» **WRITTEN TASK**: Every record must be repeated exactly, with no omission.

» **STORED DATA**:
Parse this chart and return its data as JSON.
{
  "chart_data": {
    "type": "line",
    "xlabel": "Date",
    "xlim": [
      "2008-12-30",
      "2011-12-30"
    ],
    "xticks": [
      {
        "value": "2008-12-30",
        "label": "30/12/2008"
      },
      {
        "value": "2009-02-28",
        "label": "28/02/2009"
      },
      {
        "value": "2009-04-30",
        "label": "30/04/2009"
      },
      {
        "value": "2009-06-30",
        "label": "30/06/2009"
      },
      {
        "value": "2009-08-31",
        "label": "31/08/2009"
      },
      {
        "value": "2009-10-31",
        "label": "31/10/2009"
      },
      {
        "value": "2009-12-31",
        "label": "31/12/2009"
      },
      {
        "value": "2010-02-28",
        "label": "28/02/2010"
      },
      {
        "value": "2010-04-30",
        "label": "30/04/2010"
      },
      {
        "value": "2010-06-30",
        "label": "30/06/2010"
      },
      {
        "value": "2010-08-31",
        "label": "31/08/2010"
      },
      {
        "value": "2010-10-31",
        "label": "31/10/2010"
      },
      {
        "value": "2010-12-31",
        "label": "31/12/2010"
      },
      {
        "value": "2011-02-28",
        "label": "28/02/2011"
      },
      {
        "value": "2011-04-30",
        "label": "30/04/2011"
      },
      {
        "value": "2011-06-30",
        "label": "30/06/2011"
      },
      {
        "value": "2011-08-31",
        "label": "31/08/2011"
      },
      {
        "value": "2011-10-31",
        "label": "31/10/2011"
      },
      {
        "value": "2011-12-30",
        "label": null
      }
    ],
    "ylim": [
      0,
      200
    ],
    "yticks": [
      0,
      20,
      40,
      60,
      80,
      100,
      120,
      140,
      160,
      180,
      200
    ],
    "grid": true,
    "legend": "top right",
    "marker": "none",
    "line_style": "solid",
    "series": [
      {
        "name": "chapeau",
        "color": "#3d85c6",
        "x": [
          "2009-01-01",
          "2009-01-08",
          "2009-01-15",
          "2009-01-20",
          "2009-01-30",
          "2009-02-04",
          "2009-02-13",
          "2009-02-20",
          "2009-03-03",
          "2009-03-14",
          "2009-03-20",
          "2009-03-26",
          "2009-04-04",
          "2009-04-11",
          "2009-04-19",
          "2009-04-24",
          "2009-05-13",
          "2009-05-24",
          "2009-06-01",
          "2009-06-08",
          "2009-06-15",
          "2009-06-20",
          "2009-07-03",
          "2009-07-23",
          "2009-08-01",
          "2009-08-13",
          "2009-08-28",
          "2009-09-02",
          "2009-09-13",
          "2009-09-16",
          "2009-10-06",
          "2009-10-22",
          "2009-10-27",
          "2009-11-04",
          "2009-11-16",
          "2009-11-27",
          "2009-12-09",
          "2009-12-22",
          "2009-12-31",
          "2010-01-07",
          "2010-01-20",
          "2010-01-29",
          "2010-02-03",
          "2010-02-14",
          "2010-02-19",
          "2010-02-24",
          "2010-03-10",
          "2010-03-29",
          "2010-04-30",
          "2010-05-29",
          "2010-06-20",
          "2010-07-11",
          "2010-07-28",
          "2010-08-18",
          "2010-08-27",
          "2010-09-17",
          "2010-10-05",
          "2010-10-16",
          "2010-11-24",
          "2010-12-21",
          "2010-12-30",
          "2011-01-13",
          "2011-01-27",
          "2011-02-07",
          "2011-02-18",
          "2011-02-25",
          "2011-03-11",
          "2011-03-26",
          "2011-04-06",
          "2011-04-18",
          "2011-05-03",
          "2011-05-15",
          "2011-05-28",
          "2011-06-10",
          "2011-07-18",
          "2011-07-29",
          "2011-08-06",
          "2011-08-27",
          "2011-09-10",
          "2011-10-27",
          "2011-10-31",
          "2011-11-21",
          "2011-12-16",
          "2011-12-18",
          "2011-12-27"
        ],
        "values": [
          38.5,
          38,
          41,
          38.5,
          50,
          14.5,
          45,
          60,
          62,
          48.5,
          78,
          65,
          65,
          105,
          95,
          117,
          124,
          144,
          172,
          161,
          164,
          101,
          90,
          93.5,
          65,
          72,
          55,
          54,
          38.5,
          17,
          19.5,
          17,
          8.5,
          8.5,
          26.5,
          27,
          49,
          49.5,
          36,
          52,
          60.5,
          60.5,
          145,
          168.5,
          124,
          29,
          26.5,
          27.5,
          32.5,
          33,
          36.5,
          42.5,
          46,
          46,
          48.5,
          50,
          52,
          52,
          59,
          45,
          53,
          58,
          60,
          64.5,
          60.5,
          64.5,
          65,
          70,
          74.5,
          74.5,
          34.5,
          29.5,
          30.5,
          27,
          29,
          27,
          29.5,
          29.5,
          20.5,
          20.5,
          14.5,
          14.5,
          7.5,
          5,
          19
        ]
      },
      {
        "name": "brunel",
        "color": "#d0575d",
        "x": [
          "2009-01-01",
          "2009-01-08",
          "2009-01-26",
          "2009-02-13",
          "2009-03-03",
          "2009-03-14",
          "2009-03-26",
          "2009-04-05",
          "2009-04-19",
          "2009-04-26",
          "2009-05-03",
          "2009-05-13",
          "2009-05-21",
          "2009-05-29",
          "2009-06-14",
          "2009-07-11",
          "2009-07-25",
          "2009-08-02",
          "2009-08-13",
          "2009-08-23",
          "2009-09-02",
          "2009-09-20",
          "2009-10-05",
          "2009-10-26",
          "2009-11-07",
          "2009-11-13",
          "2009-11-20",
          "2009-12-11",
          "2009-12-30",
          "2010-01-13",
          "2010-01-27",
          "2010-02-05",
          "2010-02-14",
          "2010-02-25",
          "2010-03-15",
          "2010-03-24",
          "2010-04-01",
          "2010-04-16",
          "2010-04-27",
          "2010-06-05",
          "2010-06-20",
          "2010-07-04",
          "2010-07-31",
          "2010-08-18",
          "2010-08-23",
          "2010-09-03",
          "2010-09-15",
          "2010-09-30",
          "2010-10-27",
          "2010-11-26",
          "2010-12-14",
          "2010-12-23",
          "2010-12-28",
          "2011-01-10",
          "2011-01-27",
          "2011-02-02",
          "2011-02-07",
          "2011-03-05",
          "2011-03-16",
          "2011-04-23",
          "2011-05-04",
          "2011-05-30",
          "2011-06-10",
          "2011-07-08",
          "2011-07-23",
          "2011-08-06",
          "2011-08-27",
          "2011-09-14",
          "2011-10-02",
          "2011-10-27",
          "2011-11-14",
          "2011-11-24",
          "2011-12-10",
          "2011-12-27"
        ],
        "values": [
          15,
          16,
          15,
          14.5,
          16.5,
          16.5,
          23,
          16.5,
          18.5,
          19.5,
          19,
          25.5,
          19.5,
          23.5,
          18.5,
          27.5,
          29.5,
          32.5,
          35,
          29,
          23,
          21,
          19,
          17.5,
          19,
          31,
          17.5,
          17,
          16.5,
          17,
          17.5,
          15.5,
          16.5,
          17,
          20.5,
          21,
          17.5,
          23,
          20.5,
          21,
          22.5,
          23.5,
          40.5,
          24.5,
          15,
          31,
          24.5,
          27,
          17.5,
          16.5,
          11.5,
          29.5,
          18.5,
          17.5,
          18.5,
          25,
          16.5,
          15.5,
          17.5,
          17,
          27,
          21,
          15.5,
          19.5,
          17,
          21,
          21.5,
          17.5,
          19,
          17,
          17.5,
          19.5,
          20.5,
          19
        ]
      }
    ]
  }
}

» **THE RESPONSE**:
Parse this chart and return its data as JSON.
{
  "chart_data": {
    "type": "line",
    "xlabel": "Date",
    "xlim": [
      "2008-12-30",
      "2011-12-30"
    ],
    "xticks": [
      {
        "value": "2008-12-30",
        "label": "30/12/2008"
      },
      {
        "value": "2009-02-28",
        "label": "28/02/2009"
      },
      {
        "value": "2009-04-30",
        "label": "30/04/2009"
      },
      {
        "value": "2009-06-30",
        "label": "30/06/2009"
      },
      {
        "value": "2009-08-31",
        "label": "31/08/2009"
      },
      {
        "value": "2009-10-31",
        "label": "31/10/2009"
      },
      {
        "value": "2009-12-31",
        "label": "31/12/2009"
      },
      {
        "value": "2010-02-28",
        "label": "28/02/2010"
      },
      {
        "value": "2010-04-30",
        "label": "30/04/2010"
      },
      {
        "value": "2010-06-30",
        "label": "30/06/2010"
      },
      {
        "value": "2010-08-31",
        "label": "31/08/2010"
      },
      {
        "value": "2010-10-31",
        "label": "31/10/2010"
      },
      {
        "value": "2010-12-31",
        "label": "31/12/2010"
      },
      {
        "value": "2011-02-28",
        "label": "28/02/2011"
      },
      {
        "value": "2011-04-30",
        "label": "30/04/2011"
      },
      {
        "value": "2011-06-30",
        "label": "30/06/2011"
      },
      {
        "value": "2011-08-31",
        "label": "31/08/2011"
      },
      {
        "value": "2011-10-31",
        "label": "31/10/2011"
      },
      {
        "value": "2011-12-30",
        "label": null
      }
    ],
    "ylim": [
      0,
      200
    ],
    "yticks": [
      0,
      20,
      40,
      60,
      80,
      100,
      120,
      140,
      160,
      180,
      200
    ],
    "grid": true,
    "legend": "top right",
    "marker": "none",
    "line_style": "solid",
    "series": [
      {
        "name": "chapeau",
        "color": "#3d85c6",
        "x": [
          "2009-01-01",
          "2009-01-08",
          "2009-01-15",
          "2009-01-20",
          "2009-01-30",
          "2009-02-04",
          "2009-02-13",
          "2009-02-20",
          "2009-03-03",
          "2009-03-14",
          "2009-03-20",
          "2009-03-26",
          "2009-04-04",
          "2009-04-11",
          "2009-04-19",
          "2009-04-24",
          "2009-05-13",
          "2009-05-24",
          "2009-06-01",
          "2009-06-08",
          "2009-06-15",
          "2009-06-20",
          "2009-07-03",
          "2009-07-23",
          "2009-08-01",
          "2009-08-13",
          "2009-08-28",
          "2009-09-02",
          "2009-09-13",
          "2009-09-16",
          "2009-10-06",
          "2009-10-22",
          "2009-10-27",
          "2009-11-04",
          "2009-11-16",
          "2009-11-27",
          "2009-12-09",
          "2009-12-22",
          "2009-12-31",
          "2010-01-07",
          "2010-01-20",
          "2010-01-29",
          "2010-02-03",
          "2010-02-14",
          "2010-02-19",
          "2010-02-24",
          "2010-03-10",
          "2010-03-29",
          "2010-04-30",
          "2010-05-29",
          "2010-06-20",
          "2010-07-11",
          "2010-07-28",
          "2010-08-18",
          "2010-08-27",
          "2010-09-17",
          "2010-10-05",
          "2010-10-16",
          "2010-11-24",
          "2010-12-21",
          "2010-12-30",
          "2011-01-13",
          "2011-01-27",
          "2011-02-07",
          "2011-02-18",
          "2011-02-25",
          "2011-03-11",
          "2011-03-26",
          "2011-04-06",
          "2011-04-18",
          "2011-05-03",
          "2011-05-15",
          "2011-05-28",
          "2011-06-10",
          "2011-07-18",
          "2011-07-29",
          "2011-08-06",
          "2011-08-27",
          "2011-09-10",
          "2011-10-27",
          "2011-10-31",
          "2011-11-21",
          "2011-12-16",
          "2011-12-18",
          "2011-12-27"
        ],
        "values": [
          38.5,
          38,
          41,
          38.5,
          50,
          14.5,
          45,
          60,
          62,
          48.5,
          78,
          65,
          65,
          105,
          95,
          117,
          124,
          144,
          172,
          161,
          164,
          101,
          90,
          93.5,
          65,
          72,
          55,
          54,
          38.5,
          17,
          19.5,
          17,
          8.5,
          8.5,
          26.5,
          27,
          49,
          49.5,
          36,
          52,
          60.5,
          60.5,
          145,
          168.5,
          124,
          29,
          26.5,
          27.5,
          32.5,
          33,
          36.5,
          42.5,
          46,
          46,
          48.5,
          50,
          52,
          52,
          59,
          45,
          53,
          58,
          60,
          64.5,
          60.5,
          64.5,
          65,
          70,
          74.5,
          74.5,
          34.5,
          29.5,
          30.5,
          27,
          29,
          27,
          29.5,
          29.5,
          20.5,
          20.5,
          14.5,
          14.5,
          7.5,
          5,
          19
        ]
      },
      {
        "name": "brunel",
        "color": "#d0575d",
        "x": [
          "2009-01-01",
          "2009-01-08",
          "2009-01-26",
          "2009-02-13",
          "2009-03-03",
          "2009-03-14",
          "2009-03-26",
          "2009-04-05",
          "2009-04-19",
          "2009-04-26",
          "2009-05-03",
          "2009-05-13",
          "2009-05-21",
          "2009-05-29",
          "2009-06-14",
          "2009-07-11",
          "2009-07-25",
          "2009-08-02",
          "2009-08-13",
          "2009-08-23",
          "2009-09-02",
          "2009-09-20",
          "2009-10-05",
          "2009-10-26",
          "2009-11-07",
          "2009-11-13",
          "2009-11-20",
          "2009-12-11",
          "2009-12-30",
          "2010-01-13",
          "2010-01-27",
          "2010-02-05",
          "2010-02-14",
          "2010-02-25",
          "2010-03-15",
          "2010-03-24",
          "2010-04-01",
          "2010-04-16",
          "2010-04-27",
          "2010-06-05",
          "2010-06-20",
          "2010-07-04",
          "2010-07-31",
          "2010-08-18",
          "2010-08-23",
          "2010-09-03",
          "2010-09-15",
          "2010-09-30",
          "2010-10-27",
          "2010-11-26",
          "2010-12-14",
          "2010-12-23",
          "2010-12-28",
          "2011-01-10",
          "2011-01-27",
          "2011-02-02",
          "2011-02-07",
          "2011-03-05",
          "2011-03-16",
          "2011-04-23",
          "2011-05-04",
          "2011-05-30",
          "2011-06-10",
          "2011-07-08",
          "2011-07-23",
          "2011-08-06",
          "2011-08-27",
          "2011-09-14",
          "2011-10-02",
          "2011-10-27",
          "2011-11-14",
          "2011-11-24",
          "2011-12-10",
          "2011-12-27"
        ],
        "values": [
          15,
          16,
          15,
          14.5,
          16.5,
          16.5,
          23,
          16.5,
          18.5,
          19.5,
          19,
          25.5,
          19.5,
          23.5,
          18.5,
          27.5,
          29.5,
          32.5,
          35,
          29,
          23,
          21,
          19,
          17.5,
          19,
          31,
          17.5,
          17,
          16.5,
          17,
          17.5,
          15.5,
          16.5,
          17,
          20.5,
          21,
          17.5,
          23,
          20.5,
          21,
          22.5,
          23.5,
          40.5,
          24.5,
          15,
          31,
          24.5,
          27,
          17.5,
          16.5,
          11.5,
          29.5,
          18.5,
          17.5,
          18.5,
          25,
          16.5,
          15.5,
          17.5,
          17,
          27,
          21,
          15.5,
          19.5,
          17,
          21,
          21.5,
          17.5,
          19,
          17,
          17.5,
          19.5,
          20.5,
          19
        ]
      }
    ]
  }
}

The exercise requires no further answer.